-- begin --

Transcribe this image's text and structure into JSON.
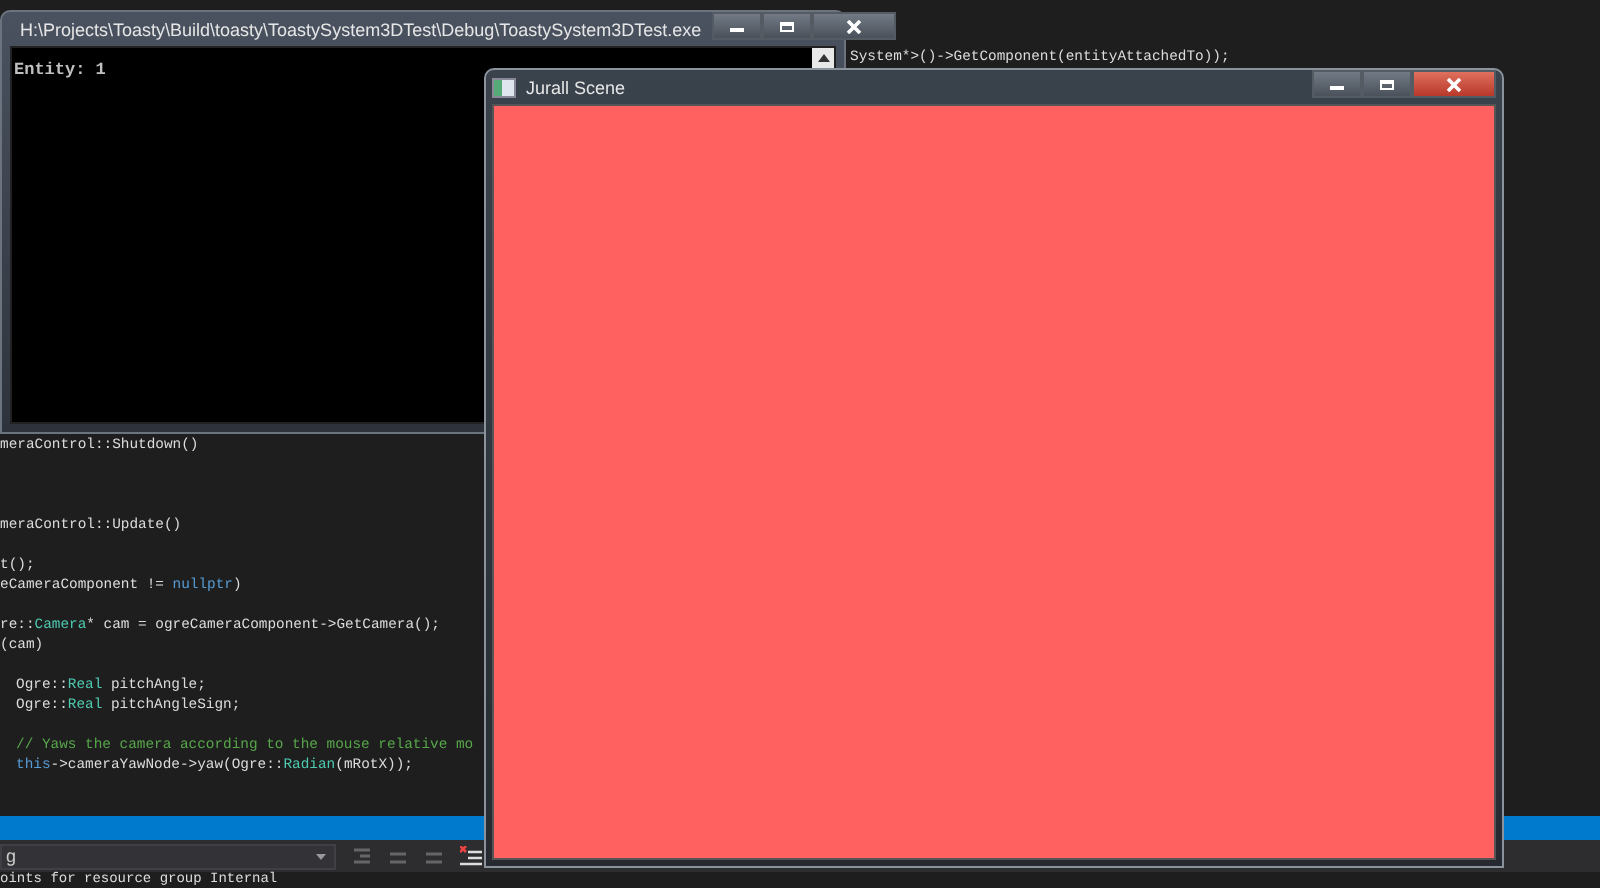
{
  "editor": {
    "top_line": "System*>()->GetComponent(entityAttachedTo));",
    "code_lines": [
      {
        "tokens": [
          {
            "text": "meraControl::Shutdown()",
            "kind": "plain"
          }
        ]
      },
      {
        "tokens": [
          {
            "text": "meraControl::Update()",
            "kind": "plain"
          }
        ]
      },
      {
        "tokens": [
          {
            "text": "t();",
            "kind": "plain"
          }
        ]
      },
      {
        "tokens": [
          {
            "text": "eCameraComponent != ",
            "kind": "plain"
          },
          {
            "text": "nullptr",
            "kind": "keyword"
          },
          {
            "text": ")",
            "kind": "plain"
          }
        ]
      },
      {
        "tokens": [
          {
            "text": "re::",
            "kind": "plain"
          },
          {
            "text": "Camera",
            "kind": "type"
          },
          {
            "text": "* cam = ogreCameraComponent->GetCamera();",
            "kind": "plain"
          }
        ]
      },
      {
        "tokens": [
          {
            "text": "(cam)",
            "kind": "plain"
          }
        ]
      },
      {
        "tokens": [
          {
            "text": "Ogre::",
            "kind": "plain"
          },
          {
            "text": "Real",
            "kind": "type"
          },
          {
            "text": " pitchAngle;",
            "kind": "plain"
          }
        ]
      },
      {
        "tokens": [
          {
            "text": "Ogre::",
            "kind": "plain"
          },
          {
            "text": "Real",
            "kind": "type"
          },
          {
            "text": " pitchAngleSign;",
            "kind": "plain"
          }
        ]
      },
      {
        "tokens": [
          {
            "text": "// Yaws the camera according to the mouse relative mo",
            "kind": "comment"
          }
        ]
      },
      {
        "tokens": [
          {
            "text": "this",
            "kind": "keyword"
          },
          {
            "text": "->cameraYawNode->yaw(Ogre::",
            "kind": "plain"
          },
          {
            "text": "Radian",
            "kind": "type"
          },
          {
            "text": "(mRotX));",
            "kind": "plain"
          }
        ]
      }
    ]
  },
  "toolbar": {
    "dropdown_value": "g"
  },
  "output_line": "oints for resource group Internal",
  "console_window": {
    "title": "H:\\Projects\\Toasty\\Build\\toasty\\ToastySystem3DTest\\Debug\\ToastySystem3DTest.exe",
    "text": "Entity: 1"
  },
  "scene_window": {
    "title": "Jurall Scene",
    "color": "#ff6060"
  }
}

-- end --

▶ _EXERCISE BRIEF_
Go through the material and copy out every line with "meraControl" in it.

▶ _COMPLETE OUTPUT_
            "text": "meraControl::Shutdown()",
            "text": "meraControl::Update()",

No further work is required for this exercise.